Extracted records
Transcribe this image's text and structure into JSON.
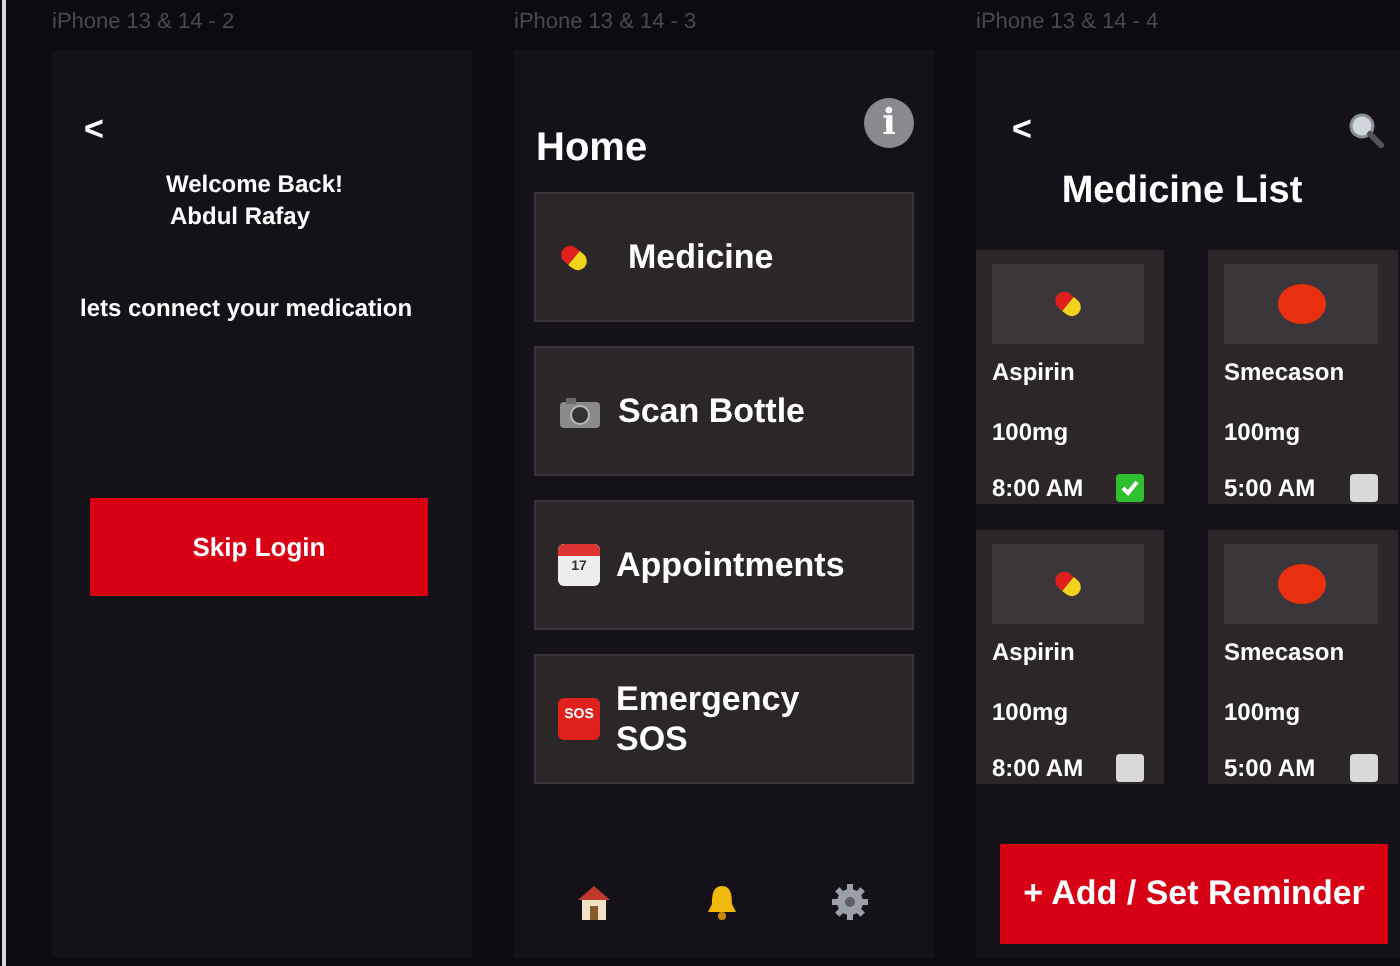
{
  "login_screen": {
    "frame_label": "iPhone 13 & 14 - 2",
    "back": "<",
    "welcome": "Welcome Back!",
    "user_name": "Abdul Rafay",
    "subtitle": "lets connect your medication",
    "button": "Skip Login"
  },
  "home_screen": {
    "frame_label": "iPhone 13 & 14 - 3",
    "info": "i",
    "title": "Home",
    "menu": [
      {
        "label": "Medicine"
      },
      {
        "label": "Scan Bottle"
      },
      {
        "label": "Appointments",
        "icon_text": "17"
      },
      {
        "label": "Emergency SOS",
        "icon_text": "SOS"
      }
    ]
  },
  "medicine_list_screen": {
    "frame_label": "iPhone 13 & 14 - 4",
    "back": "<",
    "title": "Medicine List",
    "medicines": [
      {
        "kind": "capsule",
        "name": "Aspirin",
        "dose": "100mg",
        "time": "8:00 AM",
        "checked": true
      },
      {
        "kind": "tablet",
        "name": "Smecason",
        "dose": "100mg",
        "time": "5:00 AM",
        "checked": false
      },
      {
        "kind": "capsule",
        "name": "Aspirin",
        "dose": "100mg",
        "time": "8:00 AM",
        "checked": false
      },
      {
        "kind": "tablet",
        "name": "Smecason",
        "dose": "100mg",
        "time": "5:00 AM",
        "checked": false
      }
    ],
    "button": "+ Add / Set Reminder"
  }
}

* * *

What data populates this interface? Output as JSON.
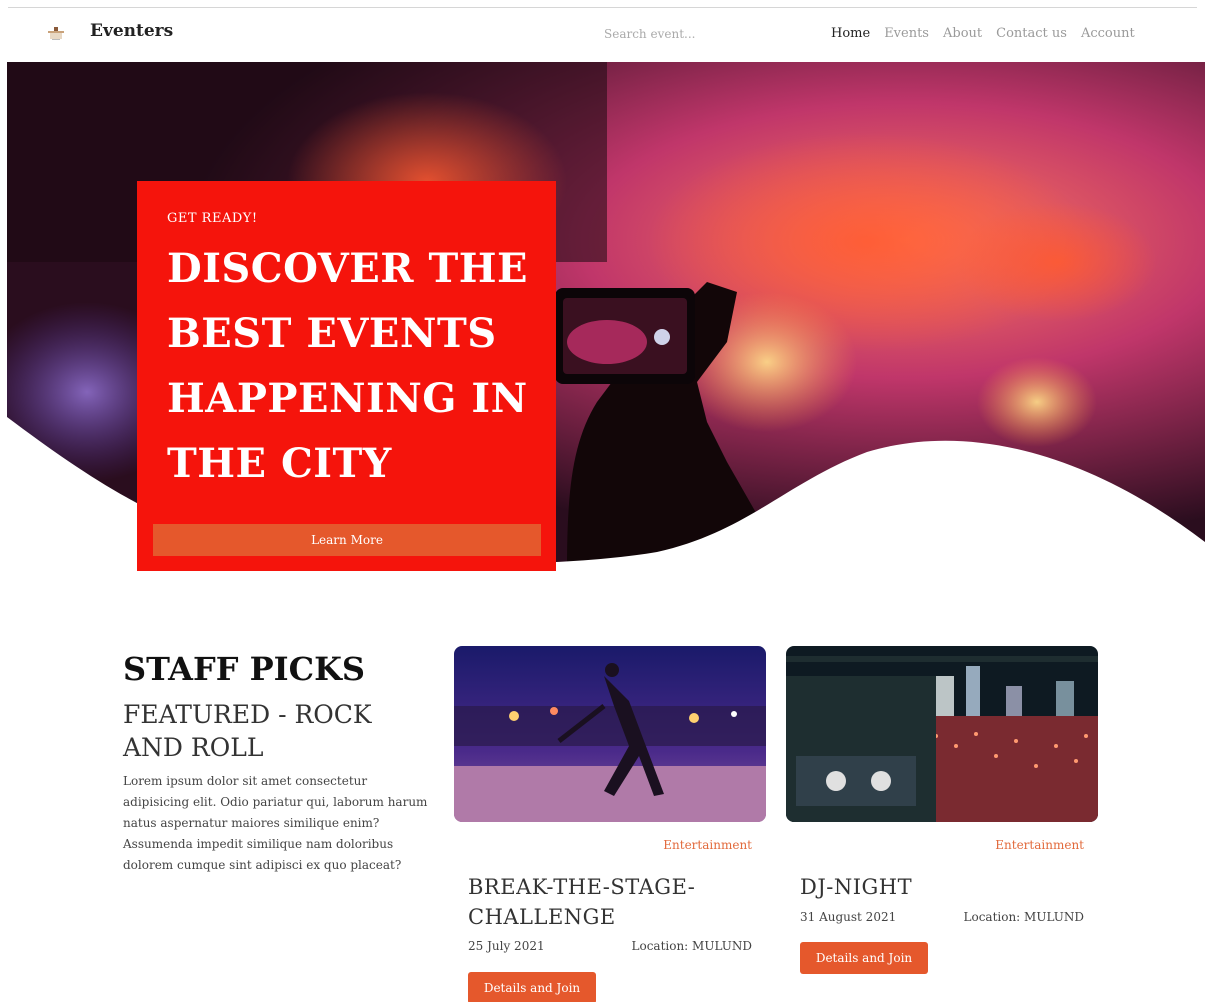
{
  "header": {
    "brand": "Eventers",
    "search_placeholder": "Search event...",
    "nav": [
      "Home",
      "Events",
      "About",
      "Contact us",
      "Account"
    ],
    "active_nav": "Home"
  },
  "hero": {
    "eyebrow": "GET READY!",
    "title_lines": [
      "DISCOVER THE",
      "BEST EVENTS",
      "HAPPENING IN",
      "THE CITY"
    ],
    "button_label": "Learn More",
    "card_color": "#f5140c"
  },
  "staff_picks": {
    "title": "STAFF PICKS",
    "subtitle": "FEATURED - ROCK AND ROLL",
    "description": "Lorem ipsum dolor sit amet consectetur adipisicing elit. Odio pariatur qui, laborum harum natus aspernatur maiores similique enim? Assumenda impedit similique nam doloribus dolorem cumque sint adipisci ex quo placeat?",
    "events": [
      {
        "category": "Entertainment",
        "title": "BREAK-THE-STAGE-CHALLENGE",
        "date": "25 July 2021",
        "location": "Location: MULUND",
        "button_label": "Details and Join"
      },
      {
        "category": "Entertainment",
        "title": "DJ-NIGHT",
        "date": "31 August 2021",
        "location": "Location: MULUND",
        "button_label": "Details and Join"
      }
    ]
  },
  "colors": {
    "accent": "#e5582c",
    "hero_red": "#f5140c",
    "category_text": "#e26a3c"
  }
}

==

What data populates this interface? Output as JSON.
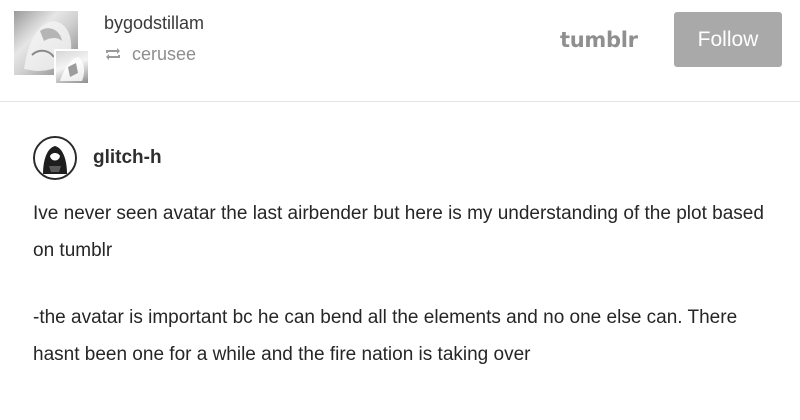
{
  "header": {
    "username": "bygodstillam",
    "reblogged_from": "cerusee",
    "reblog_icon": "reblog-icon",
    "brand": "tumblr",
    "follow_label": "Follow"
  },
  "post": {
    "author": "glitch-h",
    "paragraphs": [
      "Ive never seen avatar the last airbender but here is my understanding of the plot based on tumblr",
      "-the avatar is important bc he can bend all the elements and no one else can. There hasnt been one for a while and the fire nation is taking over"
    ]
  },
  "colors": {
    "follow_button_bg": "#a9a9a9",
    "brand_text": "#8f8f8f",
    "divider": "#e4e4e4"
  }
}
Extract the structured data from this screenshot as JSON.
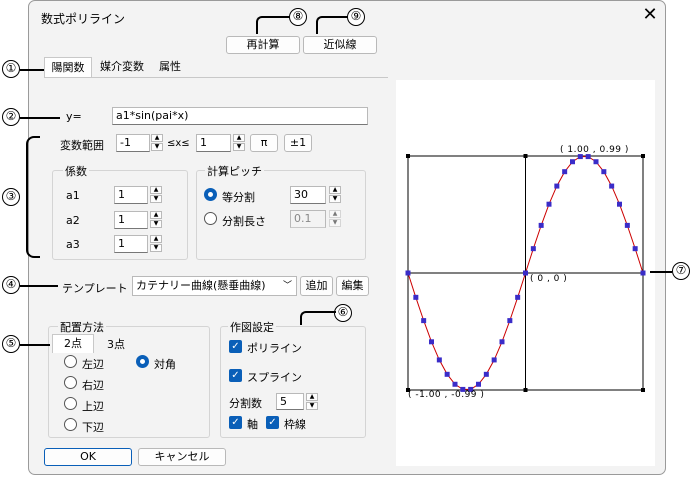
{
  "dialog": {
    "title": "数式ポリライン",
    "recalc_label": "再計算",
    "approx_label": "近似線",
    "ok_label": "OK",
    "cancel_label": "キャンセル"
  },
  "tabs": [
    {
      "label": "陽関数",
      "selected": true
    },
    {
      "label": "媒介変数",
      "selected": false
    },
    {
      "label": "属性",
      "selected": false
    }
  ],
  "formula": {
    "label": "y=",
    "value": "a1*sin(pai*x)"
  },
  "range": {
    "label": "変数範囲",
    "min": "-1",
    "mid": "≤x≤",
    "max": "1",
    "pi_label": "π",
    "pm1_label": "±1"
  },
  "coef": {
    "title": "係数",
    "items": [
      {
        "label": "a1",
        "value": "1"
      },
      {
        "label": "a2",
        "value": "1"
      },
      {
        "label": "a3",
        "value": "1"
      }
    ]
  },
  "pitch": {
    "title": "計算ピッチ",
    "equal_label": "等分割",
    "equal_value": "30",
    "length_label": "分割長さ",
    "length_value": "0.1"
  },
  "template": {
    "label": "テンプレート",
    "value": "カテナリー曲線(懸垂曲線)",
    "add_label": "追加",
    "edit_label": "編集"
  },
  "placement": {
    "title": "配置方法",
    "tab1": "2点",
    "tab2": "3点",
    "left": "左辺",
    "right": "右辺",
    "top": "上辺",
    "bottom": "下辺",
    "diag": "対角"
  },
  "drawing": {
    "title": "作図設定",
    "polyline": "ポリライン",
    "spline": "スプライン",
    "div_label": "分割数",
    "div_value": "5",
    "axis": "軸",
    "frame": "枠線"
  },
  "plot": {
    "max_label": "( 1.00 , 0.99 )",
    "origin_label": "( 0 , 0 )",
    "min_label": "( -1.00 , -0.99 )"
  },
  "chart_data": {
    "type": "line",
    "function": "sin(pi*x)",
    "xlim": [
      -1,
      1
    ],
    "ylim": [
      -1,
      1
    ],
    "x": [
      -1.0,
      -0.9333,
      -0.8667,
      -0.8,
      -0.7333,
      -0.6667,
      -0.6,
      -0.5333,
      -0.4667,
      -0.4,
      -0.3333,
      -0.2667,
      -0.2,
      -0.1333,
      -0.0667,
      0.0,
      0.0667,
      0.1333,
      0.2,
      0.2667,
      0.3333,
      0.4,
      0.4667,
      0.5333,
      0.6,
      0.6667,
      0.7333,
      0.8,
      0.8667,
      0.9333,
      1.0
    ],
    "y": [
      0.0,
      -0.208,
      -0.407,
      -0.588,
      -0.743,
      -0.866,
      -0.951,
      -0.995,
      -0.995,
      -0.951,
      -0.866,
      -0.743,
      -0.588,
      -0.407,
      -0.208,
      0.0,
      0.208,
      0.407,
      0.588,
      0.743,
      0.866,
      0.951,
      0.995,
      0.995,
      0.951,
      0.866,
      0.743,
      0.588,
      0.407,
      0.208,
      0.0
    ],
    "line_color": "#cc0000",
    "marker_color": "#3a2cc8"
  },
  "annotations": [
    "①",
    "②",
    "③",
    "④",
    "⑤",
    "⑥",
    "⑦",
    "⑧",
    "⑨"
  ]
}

[Problem details]:
Find the lines above that include the string "JSON" and copy them.

[Problem solution]:
Transcribe this image's text and structure into JSON.
What data populates this interface? Output as JSON.
What data populates this interface? Output as JSON.
Extract the structured data from this screenshot as JSON.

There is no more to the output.